▶ **PROBLEM**
Retype all the entries word for word, but omit the pictures.
Begin EXTRACTED INFORMATION
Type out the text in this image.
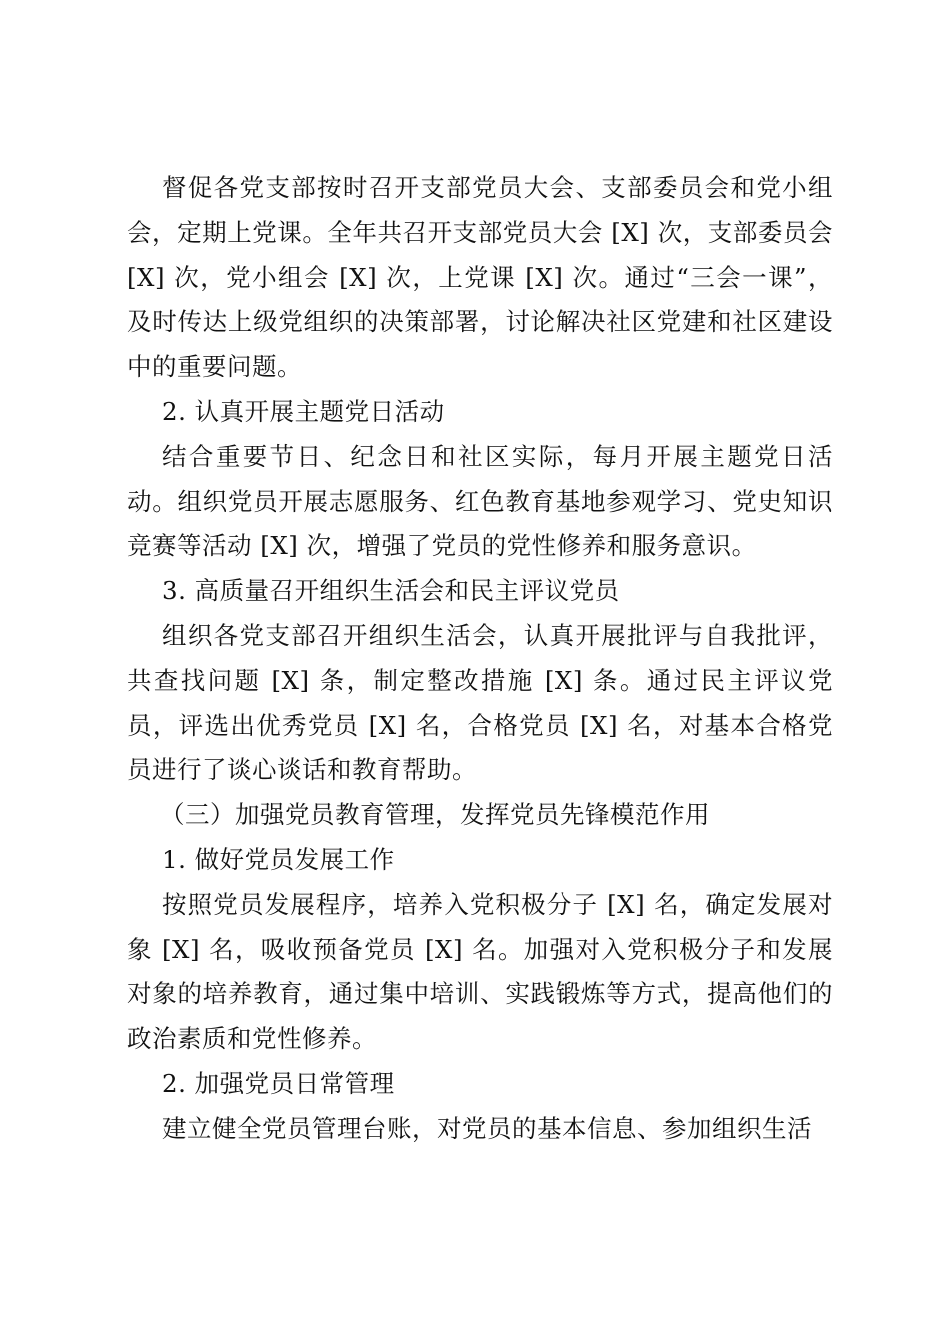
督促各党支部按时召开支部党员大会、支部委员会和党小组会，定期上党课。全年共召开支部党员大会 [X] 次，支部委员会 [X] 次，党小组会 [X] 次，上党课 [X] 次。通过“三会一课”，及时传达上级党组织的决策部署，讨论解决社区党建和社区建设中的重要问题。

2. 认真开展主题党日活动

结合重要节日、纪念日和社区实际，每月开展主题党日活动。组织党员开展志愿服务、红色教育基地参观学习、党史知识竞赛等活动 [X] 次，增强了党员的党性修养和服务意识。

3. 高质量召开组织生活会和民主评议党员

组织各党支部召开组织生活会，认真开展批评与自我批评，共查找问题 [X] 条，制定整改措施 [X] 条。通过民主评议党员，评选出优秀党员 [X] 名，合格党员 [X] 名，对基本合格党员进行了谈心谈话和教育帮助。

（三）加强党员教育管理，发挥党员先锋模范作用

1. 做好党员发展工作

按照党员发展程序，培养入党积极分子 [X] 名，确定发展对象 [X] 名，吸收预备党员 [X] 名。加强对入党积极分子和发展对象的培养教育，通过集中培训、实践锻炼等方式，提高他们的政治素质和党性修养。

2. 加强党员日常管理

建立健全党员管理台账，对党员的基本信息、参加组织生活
End EXTRACTED INFORMATION
▶ **RESULT OF THIS EXERCISE**
Type out the text in this image.
督促各党支部按时召开支部党员大会、支部委员会和党小组会，定期上党课。全年共召开支部党员大会 [X] 次，支部委员会 [X] 次，党小组会 [X] 次，上党课 [X] 次。通过“三会一课”，及时传达上级党组织的决策部署，讨论解决社区党建和社区建设中的重要问题。

2. 认真开展主题党日活动

结合重要节日、纪念日和社区实际，每月开展主题党日活动。组织党员开展志愿服务、红色教育基地参观学习、党史知识竞赛等活动 [X] 次，增强了党员的党性修养和服务意识。

3. 高质量召开组织生活会和民主评议党员

组织各党支部召开组织生活会，认真开展批评与自我批评，共查找问题 [X] 条，制定整改措施 [X] 条。通过民主评议党员，评选出优秀党员 [X] 名，合格党员 [X] 名，对基本合格党员进行了谈心谈话和教育帮助。

（三）加强党员教育管理，发挥党员先锋模范作用

1. 做好党员发展工作

按照党员发展程序，培养入党积极分子 [X] 名，确定发展对象 [X] 名，吸收预备党员 [X] 名。加强对入党积极分子和发展对象的培养教育，通过集中培训、实践锻炼等方式，提高他们的政治素质和党性修养。

2. 加强党员日常管理

建立健全党员管理台账，对党员的基本信息、参加组织生活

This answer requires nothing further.